*What is being asked*:
Search the records for "Export" and copy each line that holds it.

*Records shown*:
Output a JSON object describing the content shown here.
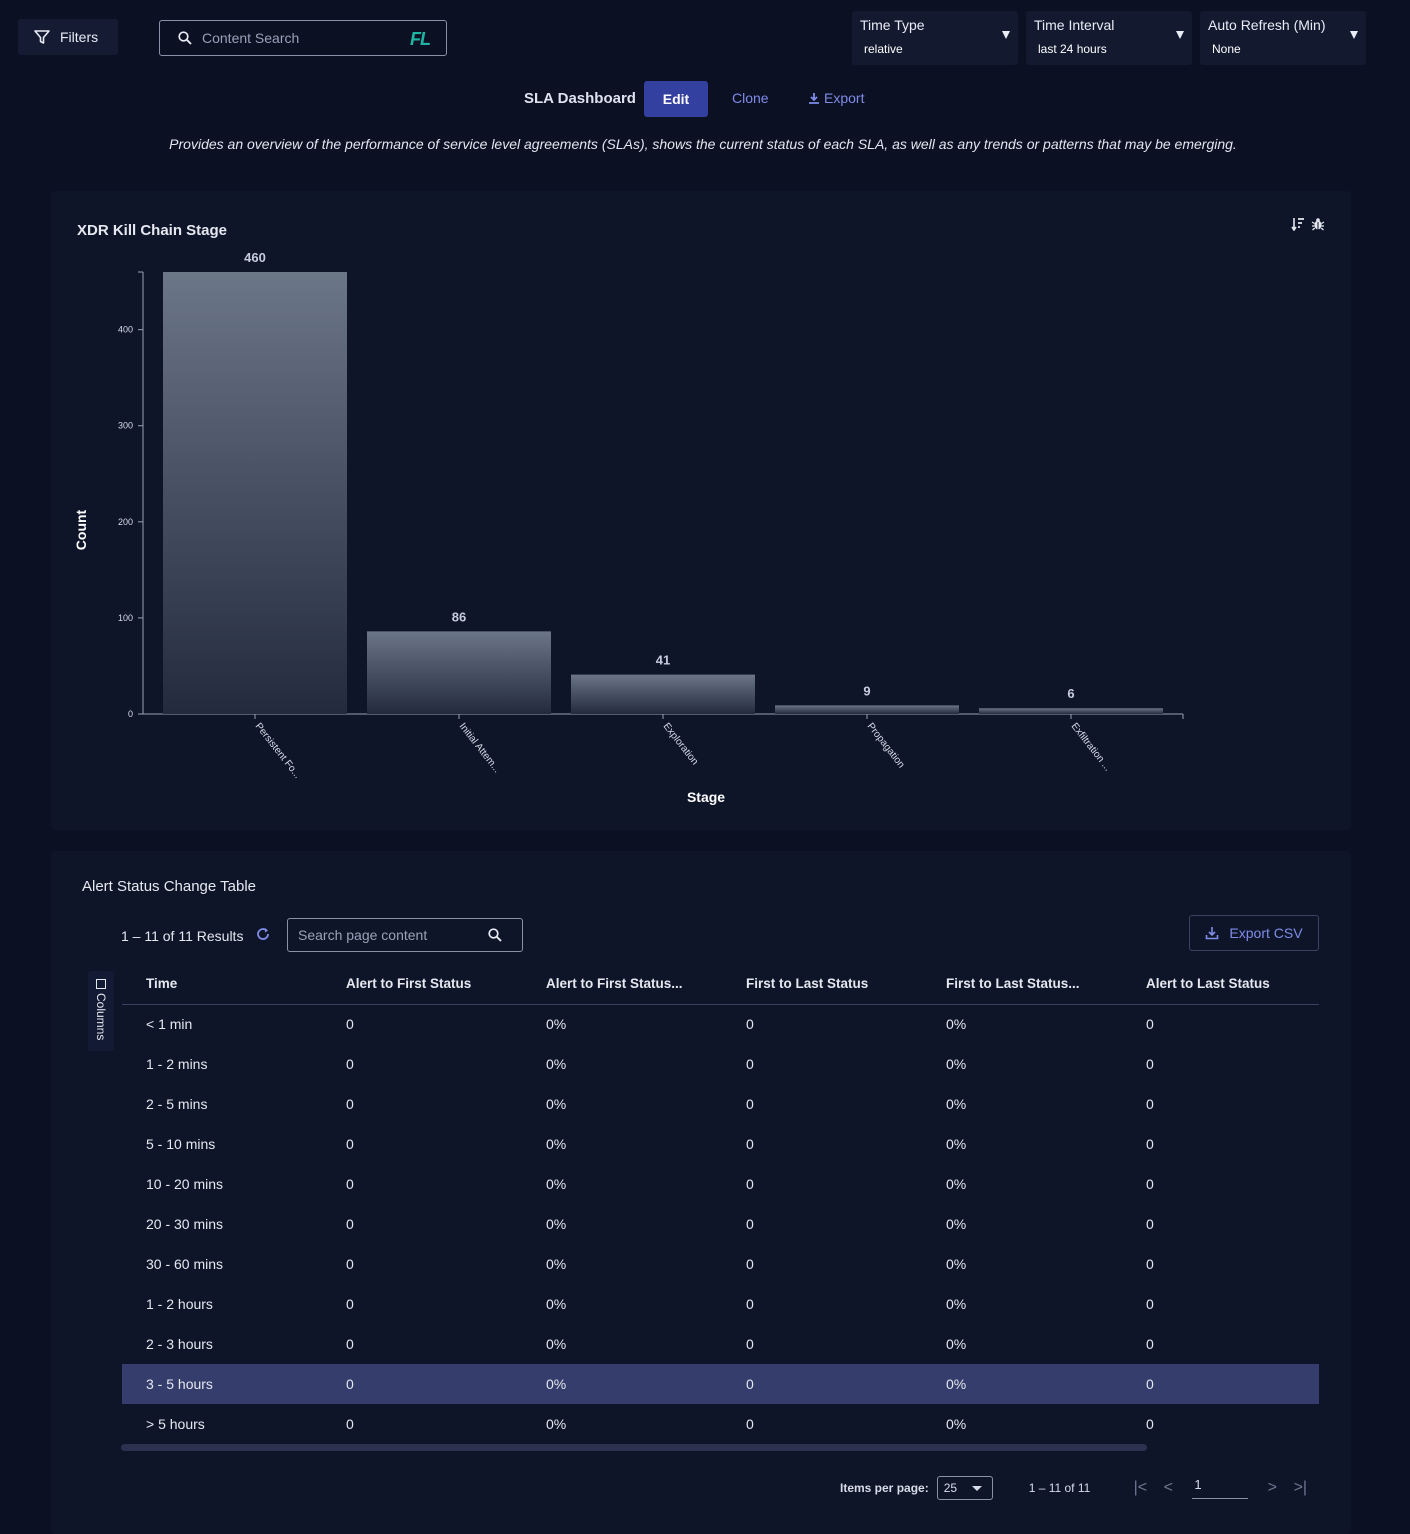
{
  "topbar": {
    "filters_label": "Filters",
    "search_placeholder": "Content Search",
    "search_logo": "FL",
    "dropdowns": [
      {
        "label": "Time Type",
        "value": "relative"
      },
      {
        "label": "Time Interval",
        "value": "last 24 hours"
      },
      {
        "label": "Auto Refresh (Min)",
        "value": "None"
      }
    ]
  },
  "dashboard": {
    "title": "SLA Dashboard",
    "edit_label": "Edit",
    "clone_label": "Clone",
    "export_label": "Export",
    "description": "Provides an overview of the performance of service level agreements (SLAs), shows the current status of each SLA, as well as any trends or patterns that may be emerging."
  },
  "chart_panel": {
    "title": "XDR Kill Chain Stage",
    "tools": [
      "sort-icon",
      "bug-icon"
    ]
  },
  "chart_data": {
    "type": "bar",
    "categories": [
      "Persistent Fo...",
      "Initial Attem...",
      "Exploration",
      "Propagation",
      "Exfiltration ..."
    ],
    "values": [
      460,
      86,
      41,
      9,
      6
    ],
    "xlabel": "Stage",
    "ylabel": "Count",
    "yticks": [
      0,
      100,
      200,
      300,
      400
    ],
    "ylim": [
      0,
      460
    ],
    "bar_color_top": "#6b7687",
    "bar_color_bottom": "#232a3e",
    "grid": false
  },
  "table_panel": {
    "title": "Alert Status Change Table",
    "results_text": "1 – 11 of 11 Results",
    "search_placeholder": "Search page content",
    "export_csv_label": "Export CSV",
    "columns_tab_label": "Columns",
    "headers": [
      "Time",
      "Alert to First Status",
      "Alert to First Status...",
      "First to Last Status",
      "First to Last Status...",
      "Alert to Last Status"
    ],
    "rows": [
      [
        "< 1 min",
        "0",
        "0%",
        "0",
        "0%",
        "0"
      ],
      [
        "1 - 2 mins",
        "0",
        "0%",
        "0",
        "0%",
        "0"
      ],
      [
        "2 - 5 mins",
        "0",
        "0%",
        "0",
        "0%",
        "0"
      ],
      [
        "5 - 10 mins",
        "0",
        "0%",
        "0",
        "0%",
        "0"
      ],
      [
        "10 - 20 mins",
        "0",
        "0%",
        "0",
        "0%",
        "0"
      ],
      [
        "20 - 30 mins",
        "0",
        "0%",
        "0",
        "0%",
        "0"
      ],
      [
        "30 - 60 mins",
        "0",
        "0%",
        "0",
        "0%",
        "0"
      ],
      [
        "1 - 2 hours",
        "0",
        "0%",
        "0",
        "0%",
        "0"
      ],
      [
        "2 - 3 hours",
        "0",
        "0%",
        "0",
        "0%",
        "0"
      ],
      [
        "3 - 5 hours",
        "0",
        "0%",
        "0",
        "0%",
        "0"
      ],
      [
        "> 5 hours",
        "0",
        "0%",
        "0",
        "0%",
        "0"
      ]
    ],
    "selected_row": 9,
    "paginator": {
      "items_per_page_label": "Items per page:",
      "page_size": "25",
      "range_label": "1 – 11 of 11",
      "page_input": "1"
    }
  },
  "colors": {
    "background": "#0b1023",
    "panel": "#0f1529",
    "accent": "#3340a0",
    "link": "#7f8ce8",
    "selected_row": "#343d6b"
  }
}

*Written solution*:
    "export_label": "Export",
    "export_csv_label": "Export CSV",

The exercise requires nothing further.